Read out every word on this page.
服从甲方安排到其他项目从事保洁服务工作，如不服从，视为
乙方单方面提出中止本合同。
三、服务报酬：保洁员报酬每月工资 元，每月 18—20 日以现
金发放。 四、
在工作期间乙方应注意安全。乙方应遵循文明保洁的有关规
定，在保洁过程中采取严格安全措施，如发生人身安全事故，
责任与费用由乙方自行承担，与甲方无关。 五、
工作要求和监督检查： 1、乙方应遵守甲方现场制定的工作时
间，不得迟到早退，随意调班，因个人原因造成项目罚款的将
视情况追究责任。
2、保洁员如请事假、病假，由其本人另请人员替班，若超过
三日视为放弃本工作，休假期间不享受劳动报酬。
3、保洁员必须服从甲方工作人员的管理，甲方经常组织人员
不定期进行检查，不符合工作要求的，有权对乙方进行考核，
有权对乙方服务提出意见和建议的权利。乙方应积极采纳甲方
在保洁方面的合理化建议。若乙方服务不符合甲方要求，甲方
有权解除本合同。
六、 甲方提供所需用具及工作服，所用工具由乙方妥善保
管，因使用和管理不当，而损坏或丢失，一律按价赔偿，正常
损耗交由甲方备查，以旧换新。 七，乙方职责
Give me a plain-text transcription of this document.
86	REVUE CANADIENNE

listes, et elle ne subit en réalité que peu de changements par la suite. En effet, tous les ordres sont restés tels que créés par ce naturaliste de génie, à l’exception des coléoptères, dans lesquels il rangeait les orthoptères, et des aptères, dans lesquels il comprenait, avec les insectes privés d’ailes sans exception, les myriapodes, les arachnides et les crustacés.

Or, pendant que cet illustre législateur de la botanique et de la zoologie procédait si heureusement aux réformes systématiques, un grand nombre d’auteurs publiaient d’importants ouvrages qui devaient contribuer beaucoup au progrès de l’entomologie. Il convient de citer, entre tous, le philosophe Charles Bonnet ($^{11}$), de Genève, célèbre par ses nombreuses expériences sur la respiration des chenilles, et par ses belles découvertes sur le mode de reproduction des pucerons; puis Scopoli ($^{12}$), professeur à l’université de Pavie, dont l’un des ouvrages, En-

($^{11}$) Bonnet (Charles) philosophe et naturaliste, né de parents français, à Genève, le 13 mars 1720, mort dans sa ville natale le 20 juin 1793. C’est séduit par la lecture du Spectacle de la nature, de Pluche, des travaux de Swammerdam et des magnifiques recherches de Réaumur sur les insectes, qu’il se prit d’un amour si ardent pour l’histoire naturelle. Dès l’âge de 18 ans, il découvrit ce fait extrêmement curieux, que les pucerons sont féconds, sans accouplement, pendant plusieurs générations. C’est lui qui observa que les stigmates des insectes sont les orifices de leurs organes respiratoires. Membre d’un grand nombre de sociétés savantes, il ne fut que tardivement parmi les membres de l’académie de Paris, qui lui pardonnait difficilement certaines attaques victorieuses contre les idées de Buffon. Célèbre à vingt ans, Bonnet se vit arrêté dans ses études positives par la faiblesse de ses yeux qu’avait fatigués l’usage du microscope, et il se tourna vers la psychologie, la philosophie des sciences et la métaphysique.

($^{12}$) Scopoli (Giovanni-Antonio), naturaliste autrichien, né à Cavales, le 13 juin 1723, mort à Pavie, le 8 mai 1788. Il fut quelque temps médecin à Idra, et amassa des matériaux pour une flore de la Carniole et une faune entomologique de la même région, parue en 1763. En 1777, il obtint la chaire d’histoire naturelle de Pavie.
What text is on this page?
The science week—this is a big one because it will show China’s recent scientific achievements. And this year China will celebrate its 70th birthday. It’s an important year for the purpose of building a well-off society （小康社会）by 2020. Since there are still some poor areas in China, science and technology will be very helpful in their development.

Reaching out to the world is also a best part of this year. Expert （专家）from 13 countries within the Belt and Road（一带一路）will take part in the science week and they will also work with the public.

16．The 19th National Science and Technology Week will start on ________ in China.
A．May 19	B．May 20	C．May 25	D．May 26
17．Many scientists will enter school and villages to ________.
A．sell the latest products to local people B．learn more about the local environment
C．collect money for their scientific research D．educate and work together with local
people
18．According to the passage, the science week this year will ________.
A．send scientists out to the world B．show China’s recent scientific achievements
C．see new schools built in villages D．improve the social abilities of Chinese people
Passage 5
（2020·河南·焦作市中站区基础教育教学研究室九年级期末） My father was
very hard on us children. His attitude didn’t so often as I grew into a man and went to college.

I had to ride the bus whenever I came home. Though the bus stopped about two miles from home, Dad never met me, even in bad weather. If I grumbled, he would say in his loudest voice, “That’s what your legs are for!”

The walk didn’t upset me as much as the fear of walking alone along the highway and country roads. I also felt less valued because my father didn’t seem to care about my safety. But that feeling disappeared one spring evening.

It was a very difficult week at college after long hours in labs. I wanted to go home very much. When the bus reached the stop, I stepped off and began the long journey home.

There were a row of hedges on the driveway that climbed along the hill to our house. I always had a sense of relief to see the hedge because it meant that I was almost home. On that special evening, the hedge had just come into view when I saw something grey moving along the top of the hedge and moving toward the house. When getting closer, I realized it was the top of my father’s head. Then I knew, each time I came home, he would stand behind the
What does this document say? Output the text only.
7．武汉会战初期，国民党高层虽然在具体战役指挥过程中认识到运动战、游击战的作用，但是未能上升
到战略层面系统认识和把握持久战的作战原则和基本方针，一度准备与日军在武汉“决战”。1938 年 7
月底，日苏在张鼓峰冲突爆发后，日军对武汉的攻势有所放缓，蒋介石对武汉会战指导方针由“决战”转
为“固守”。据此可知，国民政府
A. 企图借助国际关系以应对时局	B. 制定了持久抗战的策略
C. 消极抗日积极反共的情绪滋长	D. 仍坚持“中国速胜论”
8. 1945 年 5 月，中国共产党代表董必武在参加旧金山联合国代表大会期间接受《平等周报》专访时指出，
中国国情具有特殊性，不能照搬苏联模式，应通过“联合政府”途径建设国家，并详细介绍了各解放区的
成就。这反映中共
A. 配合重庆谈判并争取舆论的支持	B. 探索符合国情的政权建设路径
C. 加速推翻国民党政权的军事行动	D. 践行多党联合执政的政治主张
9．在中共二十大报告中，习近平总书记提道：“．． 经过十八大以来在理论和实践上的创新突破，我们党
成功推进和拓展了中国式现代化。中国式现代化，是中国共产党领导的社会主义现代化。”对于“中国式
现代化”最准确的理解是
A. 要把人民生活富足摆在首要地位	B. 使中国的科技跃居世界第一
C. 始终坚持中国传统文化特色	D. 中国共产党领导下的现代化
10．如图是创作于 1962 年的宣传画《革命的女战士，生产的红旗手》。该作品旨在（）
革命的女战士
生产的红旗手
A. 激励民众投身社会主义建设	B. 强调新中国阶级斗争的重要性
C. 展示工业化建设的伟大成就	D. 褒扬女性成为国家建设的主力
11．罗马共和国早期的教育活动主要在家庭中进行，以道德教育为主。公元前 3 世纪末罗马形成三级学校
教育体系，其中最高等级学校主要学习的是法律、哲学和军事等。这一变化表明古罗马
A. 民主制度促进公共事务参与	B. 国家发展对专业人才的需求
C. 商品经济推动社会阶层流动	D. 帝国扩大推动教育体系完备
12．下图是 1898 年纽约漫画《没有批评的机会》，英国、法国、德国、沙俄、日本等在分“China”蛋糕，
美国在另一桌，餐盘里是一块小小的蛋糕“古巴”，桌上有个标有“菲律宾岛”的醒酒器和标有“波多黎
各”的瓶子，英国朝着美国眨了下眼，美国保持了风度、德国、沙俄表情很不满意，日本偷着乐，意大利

EXERCISE OBJECTIVE
From the listing above, extract every line exactly as it stands.

RESPONSE TO THE TASK
Read out every word on this page.
服从甲方安排到其他项目从事保洁服务工作，如不服从，视为
乙方单方面提出中止本合同。
三、服务报酬：保洁员报酬每月工资 元，每月 18—20 日以现
金发放。 四、
在工作期间乙方应注意安全。乙方应遵循文明保洁的有关规
定，在保洁过程中采取严格安全措施，如发生人身安全事故，
责任与费用由乙方自行承担，与甲方无关。 五、
工作要求和监督检查： 1、乙方应遵守甲方现场制定的工作时
间，不得迟到早退，随意调班，因个人原因造成项目罚款的将
视情况追究责任。
2、保洁员如请事假、病假，由其本人另请人员替班，若超过
三日视为放弃本工作，休假期间不享受劳动报酬。
3、保洁员必须服从甲方工作人员的管理，甲方经常组织人员
不定期进行检查，不符合工作要求的，有权对乙方进行考核，
有权对乙方服务提出意见和建议的权利。乙方应积极采纳甲方
在保洁方面的合理化建议。若乙方服务不符合甲方要求，甲方
有权解除本合同。
六、 甲方提供所需用具及工作服，所用工具由乙方妥善保
管，因使用和管理不当，而损坏或丢失，一律按价赔偿，正常
损耗交由甲方备查，以旧换新。 七，乙方职责
Give me a plain-text transcription of this document.
86	REVUE CANADIENNE

listes, et elle ne subit en réalité que peu de changements par la suite. En effet, tous les ordres sont restés tels que créés par ce naturaliste de génie, à l’exception des coléoptères, dans lesquels il rangeait les orthoptères, et des aptères, dans lesquels il comprenait, avec les insectes privés d’ailes sans exception, les myriapodes, les arachnides et les crustacés.

Or, pendant que cet illustre législateur de la botanique et de la zoologie procédait si heureusement aux réformes systématiques, un grand nombre d’auteurs publiaient d’importants ouvrages qui devaient contribuer beaucoup au progrès de l’entomologie. Il convient de citer, entre tous, le philosophe Charles Bonnet ($^{11}$), de Genève, célèbre par ses nombreuses expériences sur la respiration des chenilles, et par ses belles découvertes sur le mode de reproduction des pucerons; puis Scopoli ($^{12}$), professeur à l’université de Pavie, dont l’un des ouvrages, En-

($^{11}$) Bonnet (Charles) philosophe et naturaliste, né de parents français, à Genève, le 13 mars 1720, mort dans sa ville natale le 20 juin 1793. C’est séduit par la lecture du Spectacle de la nature, de Pluche, des travaux de Swammerdam et des magnifiques recherches de Réaumur sur les insectes, qu’il se prit d’un amour si ardent pour l’histoire naturelle. Dès l’âge de 18 ans, il découvrit ce fait extrêmement curieux, que les pucerons sont féconds, sans accouplement, pendant plusieurs générations. C’est lui qui observa que les stigmates des insectes sont les orifices de leurs organes respiratoires. Membre d’un grand nombre de sociétés savantes, il ne fut que tardivement parmi les membres de l’académie de Paris, qui lui pardonnait difficilement certaines attaques victorieuses contre les idées de Buffon. Célèbre à vingt ans, Bonnet se vit arrêté dans ses études positives par la faiblesse de ses yeux qu’avait fatigués l’usage du microscope, et il se tourna vers la psychologie, la philosophie des sciences et la métaphysique.

($^{12}$) Scopoli (Giovanni-Antonio), naturaliste autrichien, né à Cavales, le 13 juin 1723, mort à Pavie, le 8 mai 1788. Il fut quelque temps médecin à Idra, et amassa des matériaux pour une flore de la Carniole et une faune entomologique de la même région, parue en 1763. En 1777, il obtint la chaire d’histoire naturelle de Pavie.
What text is on this page?
The science week—this is a big one because it will show China’s recent scientific achievements. And this year China will celebrate its 70th birthday. It’s an important year for the purpose of building a well-off society （小康社会）by 2020. Since there are still some poor areas in China, science and technology will be very helpful in their development.

Reaching out to the world is also a best part of this year. Expert （专家）from 13 countries within the Belt and Road（一带一路）will take part in the science week and they will also work with the public.

16．The 19th National Science and Technology Week will start on ________ in China.
A．May 19	B．May 20	C．May 25	D．May 26
17．Many scientists will enter school and villages to ________.
A．sell the latest products to local people B．learn more about the local environment
C．collect money for their scientific research D．educate and work together with local
people
18．According to the passage, the science week this year will ________.
A．send scientists out to the world B．show China’s recent scientific achievements
C．see new schools built in villages D．improve the social abilities of Chinese people
Passage 5
（2020·河南·焦作市中站区基础教育教学研究室九年级期末） My father was
very hard on us children. His attitude didn’t so often as I grew into a man and went to college.

I had to ride the bus whenever I came home. Though the bus stopped about two miles from home, Dad never met me, even in bad weather. If I grumbled, he would say in his loudest voice, “That’s what your legs are for!”

The walk didn’t upset me as much as the fear of walking alone along the highway and country roads. I also felt less valued because my father didn’t seem to care about my safety. But that feeling disappeared one spring evening.

It was a very difficult week at college after long hours in labs. I wanted to go home very much. When the bus reached the stop, I stepped off and began the long journey home.

There were a row of hedges on the driveway that climbed along the hill to our house. I always had a sense of relief to see the hedge because it meant that I was almost home. On that special evening, the hedge had just come into view when I saw something grey moving along the top of the hedge and moving toward the house. When getting closer, I realized it was the top of my father’s head. Then I knew, each time I came home, he would stand behind the
What does this document say? Output the text only.
7．武汉会战初期，国民党高层虽然在具体战役指挥过程中认识到运动战、游击战的作用，但是未能上升
到战略层面系统认识和把握持久战的作战原则和基本方针，一度准备与日军在武汉“决战”。1938 年 7
月底，日苏在张鼓峰冲突爆发后，日军对武汉的攻势有所放缓，蒋介石对武汉会战指导方针由“决战”转
为“固守”。据此可知，国民政府
A. 企图借助国际关系以应对时局	B. 制定了持久抗战的策略
C. 消极抗日积极反共的情绪滋长	D. 仍坚持“中国速胜论”
8. 1945 年 5 月，中国共产党代表董必武在参加旧金山联合国代表大会期间接受《平等周报》专访时指出，
中国国情具有特殊性，不能照搬苏联模式，应通过“联合政府”途径建设国家，并详细介绍了各解放区的
成就。这反映中共
A. 配合重庆谈判并争取舆论的支持	B. 探索符合国情的政权建设路径
C. 加速推翻国民党政权的军事行动	D. 践行多党联合执政的政治主张
9．在中共二十大报告中，习近平总书记提道：“．． 经过十八大以来在理论和实践上的创新突破，我们党
成功推进和拓展了中国式现代化。中国式现代化，是中国共产党领导的社会主义现代化。”对于“中国式
现代化”最准确的理解是
A. 要把人民生活富足摆在首要地位	B. 使中国的科技跃居世界第一
C. 始终坚持中国传统文化特色	D. 中国共产党领导下的现代化
10．如图是创作于 1962 年的宣传画《革命的女战士，生产的红旗手》。该作品旨在（）
革命的女战士
生产的红旗手
A. 激励民众投身社会主义建设	B. 强调新中国阶级斗争的重要性
C. 展示工业化建设的伟大成就	D. 褒扬女性成为国家建设的主力
11．罗马共和国早期的教育活动主要在家庭中进行，以道德教育为主。公元前 3 世纪末罗马形成三级学校
教育体系，其中最高等级学校主要学习的是法律、哲学和军事等。这一变化表明古罗马
A. 民主制度促进公共事务参与	B. 国家发展对专业人才的需求
C. 商品经济推动社会阶层流动	D. 帝国扩大推动教育体系完备
12．下图是 1898 年纽约漫画《没有批评的机会》，英国、法国、德国、沙俄、日本等在分“China”蛋糕，
美国在另一桌，餐盘里是一块小小的蛋糕“古巴”，桌上有个标有“菲律宾岛”的醒酒器和标有“波多黎
各”的瓶子，英国朝着美国眨了下眼，美国保持了风度、德国、沙俄表情很不满意，日本偷着乐，意大利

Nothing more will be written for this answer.